### Short exercise
From the entries below, pull out each line where "level" appears.

### Dataset
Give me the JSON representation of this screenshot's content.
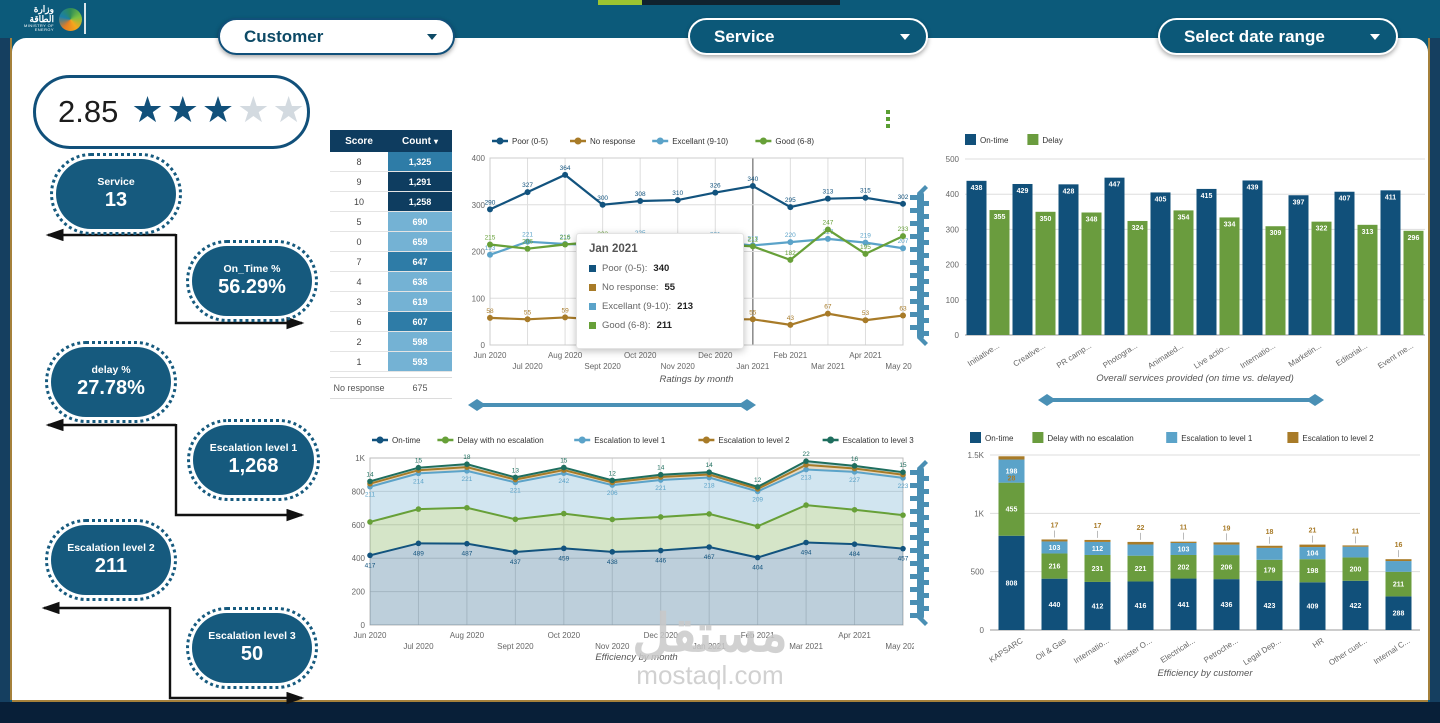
{
  "header": {
    "logo": {
      "title_ar": "وزارة الطاقة",
      "subtitle_en": "MINISTRY OF ENERGY"
    },
    "filters": [
      {
        "id": "customer",
        "label": "Customer"
      },
      {
        "id": "service",
        "label": "Service"
      },
      {
        "id": "date_range",
        "label": "Select date range"
      }
    ]
  },
  "rating": {
    "value": "2.85",
    "stars_filled": 3,
    "stars_total": 5
  },
  "kpis": [
    {
      "label": "Service",
      "value": "13"
    },
    {
      "label": "On_Time %",
      "value": "56.29%"
    },
    {
      "label": "delay %",
      "value": "27.78%"
    },
    {
      "label": "Escalation level 1",
      "value": "1,268"
    },
    {
      "label": "Escalation level 2",
      "value": "211"
    },
    {
      "label": "Escalation level 3",
      "value": "50"
    }
  ],
  "score_table": {
    "columns": [
      "Score",
      "Count"
    ],
    "rows": [
      {
        "score": "8",
        "count": "1,325",
        "shade": "medium"
      },
      {
        "score": "9",
        "count": "1,291",
        "shade": "dark"
      },
      {
        "score": "10",
        "count": "1,258",
        "shade": "dark"
      },
      {
        "score": "5",
        "count": "690",
        "shade": "light"
      },
      {
        "score": "0",
        "count": "659",
        "shade": "light"
      },
      {
        "score": "7",
        "count": "647",
        "shade": "medium"
      },
      {
        "score": "4",
        "count": "636",
        "shade": "light"
      },
      {
        "score": "3",
        "count": "619",
        "shade": "light"
      },
      {
        "score": "6",
        "count": "607",
        "shade": "medium"
      },
      {
        "score": "2",
        "count": "598",
        "shade": "light"
      },
      {
        "score": "1",
        "count": "593",
        "shade": "light"
      }
    ],
    "footer": {
      "score": "No response",
      "count": "675"
    }
  },
  "tooltip": {
    "title": "Jan 2021",
    "items": [
      {
        "label": "Poor (0-5)",
        "value": "340",
        "color": "#12537e"
      },
      {
        "label": "No response",
        "value": "55",
        "color": "#a87b28"
      },
      {
        "label": "Excellant (9-10)",
        "value": "213",
        "color": "#5ba3c9"
      },
      {
        "label": "Good (6-8)",
        "value": "211",
        "color": "#67a038"
      }
    ]
  },
  "watermark": {
    "arabic": "مستقل",
    "domain": "mostaql.com"
  },
  "icons": {
    "chevron_down": "▾",
    "kebab_menu": "⋮",
    "sort_desc": "▾",
    "star": "★"
  },
  "colors": {
    "header_teal": "#0c5a7a",
    "kpi_teal": "#165a7e",
    "navy": "#11507a",
    "green": "#6a9c3e",
    "light_blue": "#5ba3c9",
    "tan": "#a87b28",
    "dark_teal_green": "#1e6e5e",
    "edge_navy": "#153f60",
    "bottom_navy": "#081f38",
    "gold": "#a5813b"
  },
  "chart_data": [
    {
      "id": "ratings_by_month",
      "type": "line",
      "title": "Ratings by month",
      "x": [
        "Jun 2020",
        "Jul 2020",
        "Aug 2020",
        "Sept 2020",
        "Oct 2020",
        "Nov 2020",
        "Dec 2020",
        "Jan 2021",
        "Feb 2021",
        "Mar 2021",
        "Apr 2021",
        "May 2021"
      ],
      "ylim": [
        0,
        400
      ],
      "yticks": [
        0,
        100,
        200,
        300,
        400
      ],
      "highlight_x": "Jan 2021",
      "legend_position": "top",
      "grid": true,
      "series": [
        {
          "name": "Poor (0-5)",
          "color": "#12537e",
          "values": [
            290,
            327,
            364,
            300,
            308,
            310,
            326,
            340,
            295,
            313,
            315,
            302
          ]
        },
        {
          "name": "No response",
          "color": "#a87b28",
          "values": [
            58,
            55,
            59,
            54,
            56,
            52,
            55,
            55,
            43,
            67,
            53,
            63
          ]
        },
        {
          "name": "Excellant (9-10)",
          "color": "#5ba3c9",
          "values": [
            193,
            221,
            216,
            214,
            225,
            218,
            221,
            213,
            220,
            227,
            219,
            207
          ]
        },
        {
          "name": "Good (6-8)",
          "color": "#67a038",
          "values": [
            215,
            206,
            215,
            222,
            208,
            212,
            216,
            211,
            182,
            247,
            195,
            233
          ]
        }
      ]
    },
    {
      "id": "services_on_time_vs_delayed",
      "type": "bar",
      "title": "Overall services provided (on time vs. delayed)",
      "categories": [
        "Initiative...",
        "Creative...",
        "PR camp...",
        "Photogra...",
        "Animated...",
        "Live actio...",
        "Internatio...",
        "Marketin...",
        "Editorial...",
        "Event me..."
      ],
      "ylim": [
        0,
        500
      ],
      "yticks": [
        0,
        100,
        200,
        300,
        400,
        500
      ],
      "legend_position": "top",
      "series": [
        {
          "name": "On-time",
          "color": "#11507a",
          "values": [
            438,
            429,
            428,
            447,
            405,
            415,
            439,
            397,
            407,
            411
          ]
        },
        {
          "name": "Delay",
          "color": "#6a9c3e",
          "values": [
            355,
            350,
            348,
            324,
            354,
            334,
            309,
            322,
            313,
            296
          ]
        }
      ]
    },
    {
      "id": "efficiency_by_month",
      "type": "area",
      "title": "Efficiency by month",
      "stacked": true,
      "x": [
        "Jun 2020",
        "Jul 2020",
        "Aug 2020",
        "Sept 2020",
        "Oct 2020",
        "Nov 2020",
        "Dec 2020",
        "Jan 2021",
        "Feb 2021",
        "Mar 2021",
        "Apr 2021",
        "May 2021"
      ],
      "ylim": [
        0,
        1000
      ],
      "ytick_values": [
        0,
        200,
        400,
        600,
        800,
        1000
      ],
      "ytick_labels": [
        "0",
        "200",
        "400",
        "600",
        "800",
        "1K"
      ],
      "legend_position": "top",
      "series": [
        {
          "name": "On-time",
          "color": "#12537e",
          "values": [
            417,
            489,
            487,
            437,
            459,
            438,
            446,
            467,
            404,
            494,
            484,
            457
          ]
        },
        {
          "name": "Delay with no escalation",
          "color": "#67a038",
          "values": [
            200,
            205,
            215,
            196,
            208,
            194,
            201,
            198,
            187,
            224,
            206,
            201
          ]
        },
        {
          "name": "Escalation to level 1",
          "color": "#5ba3c9",
          "values": [
            211,
            214,
            221,
            221,
            242,
            206,
            221,
            218,
            209,
            213,
            227,
            223
          ]
        },
        {
          "name": "Escalation to level 2",
          "color": "#a87b28",
          "values": [
            18,
            19,
            22,
            17,
            19,
            16,
            18,
            18,
            15,
            28,
            20,
            19
          ]
        },
        {
          "name": "Escalation to level 3",
          "color": "#1e6e5e",
          "values": [
            14,
            15,
            18,
            13,
            15,
            12,
            14,
            14,
            12,
            22,
            16,
            15
          ]
        }
      ]
    },
    {
      "id": "efficiency_by_customer",
      "type": "bar_stacked",
      "title": "Efficiency by customer",
      "categories": [
        "KAPSARC",
        "Oil & Gas",
        "Internatio...",
        "Minister O...",
        "Electrical...",
        "Petroche...",
        "Legal Dep...",
        "HR",
        "Other cust...",
        "Internal C..."
      ],
      "ylim": [
        0,
        1500
      ],
      "ytick_values": [
        0,
        500,
        1000,
        1500
      ],
      "ytick_labels": [
        "0",
        "500",
        "1K",
        "1.5K"
      ],
      "legend_position": "top",
      "series": [
        {
          "name": "On-time",
          "color": "#11507a",
          "values": [
            808,
            440,
            412,
            416,
            441,
            436,
            423,
            409,
            422,
            288
          ]
        },
        {
          "name": "Delay with no escalation",
          "color": "#6a9c3e",
          "values": [
            455,
            216,
            231,
            221,
            202,
            206,
            179,
            198,
            200,
            211
          ]
        },
        {
          "name": "Escalation to level 1",
          "color": "#5ba3c9",
          "values": [
            198,
            103,
            112,
            96,
            103,
            90,
            102,
            104,
            92,
            92
          ]
        },
        {
          "name": "Escalation to level 2",
          "color": "#a87b28",
          "values": [
            28,
            17,
            17,
            22,
            11,
            19,
            18,
            21,
            11,
            16
          ]
        }
      ]
    }
  ]
}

### Answer to this exercise
      "label": "Escalation level 1",
      "label": "Escalation level 2",
      "label": "Escalation level 3",
          "name": "Escalation to level 1",
          "name": "Escalation to level 2",
          "name": "Escalation to level 3",
          "name": "Escalation to level 1",
          "name": "Escalation to level 2",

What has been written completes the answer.